**GIVEN TASK:**
Scan the lines and state how many carry "address". Leave out everything but the number.

== RECORDED DATA ==

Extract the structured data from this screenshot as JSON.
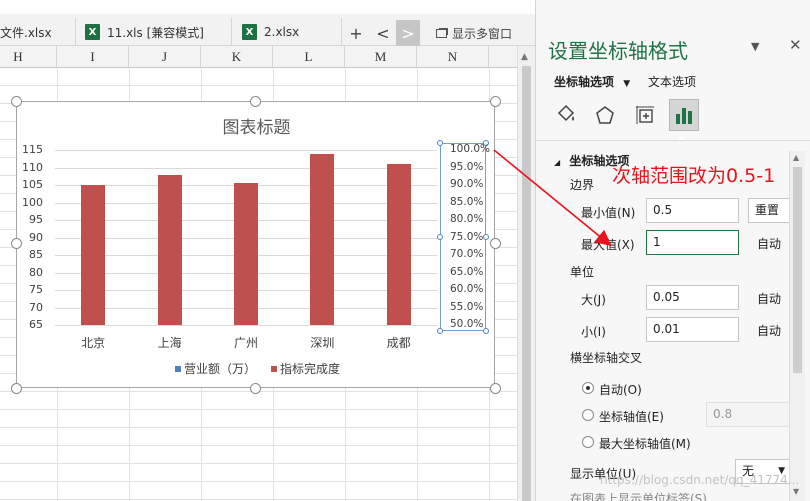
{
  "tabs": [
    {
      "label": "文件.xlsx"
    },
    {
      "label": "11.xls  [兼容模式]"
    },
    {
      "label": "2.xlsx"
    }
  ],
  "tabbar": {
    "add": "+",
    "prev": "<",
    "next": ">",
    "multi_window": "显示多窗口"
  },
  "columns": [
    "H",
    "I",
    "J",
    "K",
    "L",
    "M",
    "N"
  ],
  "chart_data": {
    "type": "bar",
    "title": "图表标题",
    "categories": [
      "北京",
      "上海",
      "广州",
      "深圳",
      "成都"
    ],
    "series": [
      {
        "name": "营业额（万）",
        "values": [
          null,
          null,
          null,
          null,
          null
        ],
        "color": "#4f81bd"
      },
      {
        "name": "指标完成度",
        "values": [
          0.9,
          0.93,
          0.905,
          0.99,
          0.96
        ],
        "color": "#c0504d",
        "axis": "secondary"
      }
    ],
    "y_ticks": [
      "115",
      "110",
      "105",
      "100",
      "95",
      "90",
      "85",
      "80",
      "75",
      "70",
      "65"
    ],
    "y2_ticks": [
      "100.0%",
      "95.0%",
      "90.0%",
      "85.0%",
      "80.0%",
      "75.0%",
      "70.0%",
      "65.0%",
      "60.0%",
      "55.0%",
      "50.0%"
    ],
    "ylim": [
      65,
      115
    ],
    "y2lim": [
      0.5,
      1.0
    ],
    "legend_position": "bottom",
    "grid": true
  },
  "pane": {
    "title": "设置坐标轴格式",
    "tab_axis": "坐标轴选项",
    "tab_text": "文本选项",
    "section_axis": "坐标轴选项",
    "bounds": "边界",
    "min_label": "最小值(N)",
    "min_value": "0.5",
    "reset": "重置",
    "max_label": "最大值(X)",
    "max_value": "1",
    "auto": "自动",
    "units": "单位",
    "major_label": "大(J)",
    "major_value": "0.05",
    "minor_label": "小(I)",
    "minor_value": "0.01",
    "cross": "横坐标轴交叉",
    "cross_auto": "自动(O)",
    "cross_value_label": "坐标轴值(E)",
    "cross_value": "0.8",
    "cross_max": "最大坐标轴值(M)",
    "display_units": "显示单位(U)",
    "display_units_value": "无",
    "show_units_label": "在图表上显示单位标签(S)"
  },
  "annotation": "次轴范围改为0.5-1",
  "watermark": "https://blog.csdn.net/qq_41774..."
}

===
== RECORDED DATA ==

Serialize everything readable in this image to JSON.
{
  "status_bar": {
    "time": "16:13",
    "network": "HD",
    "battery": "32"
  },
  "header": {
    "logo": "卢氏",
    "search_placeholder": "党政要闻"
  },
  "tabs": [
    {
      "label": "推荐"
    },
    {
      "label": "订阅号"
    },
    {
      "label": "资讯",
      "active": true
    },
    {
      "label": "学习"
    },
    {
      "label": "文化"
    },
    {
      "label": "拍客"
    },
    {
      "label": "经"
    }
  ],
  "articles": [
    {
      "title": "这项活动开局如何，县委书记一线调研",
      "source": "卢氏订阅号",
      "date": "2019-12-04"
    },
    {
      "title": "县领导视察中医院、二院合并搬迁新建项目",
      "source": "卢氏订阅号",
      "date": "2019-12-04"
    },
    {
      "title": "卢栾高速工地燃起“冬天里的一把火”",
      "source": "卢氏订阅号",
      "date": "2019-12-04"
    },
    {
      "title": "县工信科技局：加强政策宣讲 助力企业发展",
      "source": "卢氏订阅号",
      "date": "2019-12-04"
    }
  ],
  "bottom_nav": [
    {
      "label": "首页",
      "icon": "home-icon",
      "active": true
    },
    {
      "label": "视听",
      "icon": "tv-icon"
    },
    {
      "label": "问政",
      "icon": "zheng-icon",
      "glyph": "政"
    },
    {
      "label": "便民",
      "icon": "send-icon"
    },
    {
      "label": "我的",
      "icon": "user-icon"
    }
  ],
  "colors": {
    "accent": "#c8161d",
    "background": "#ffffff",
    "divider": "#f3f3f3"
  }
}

===
== RECORDED DATA ==

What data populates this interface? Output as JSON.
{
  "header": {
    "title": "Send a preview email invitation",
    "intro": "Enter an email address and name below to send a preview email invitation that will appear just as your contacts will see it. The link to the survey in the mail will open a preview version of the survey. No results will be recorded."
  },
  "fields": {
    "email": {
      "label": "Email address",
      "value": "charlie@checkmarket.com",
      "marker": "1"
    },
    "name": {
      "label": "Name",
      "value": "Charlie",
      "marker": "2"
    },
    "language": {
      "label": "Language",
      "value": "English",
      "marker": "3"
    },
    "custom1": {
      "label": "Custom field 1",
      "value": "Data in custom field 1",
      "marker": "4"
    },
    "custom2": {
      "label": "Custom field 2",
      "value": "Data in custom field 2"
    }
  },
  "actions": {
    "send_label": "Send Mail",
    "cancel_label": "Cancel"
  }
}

===

**EXPECTED ANSWER:**
2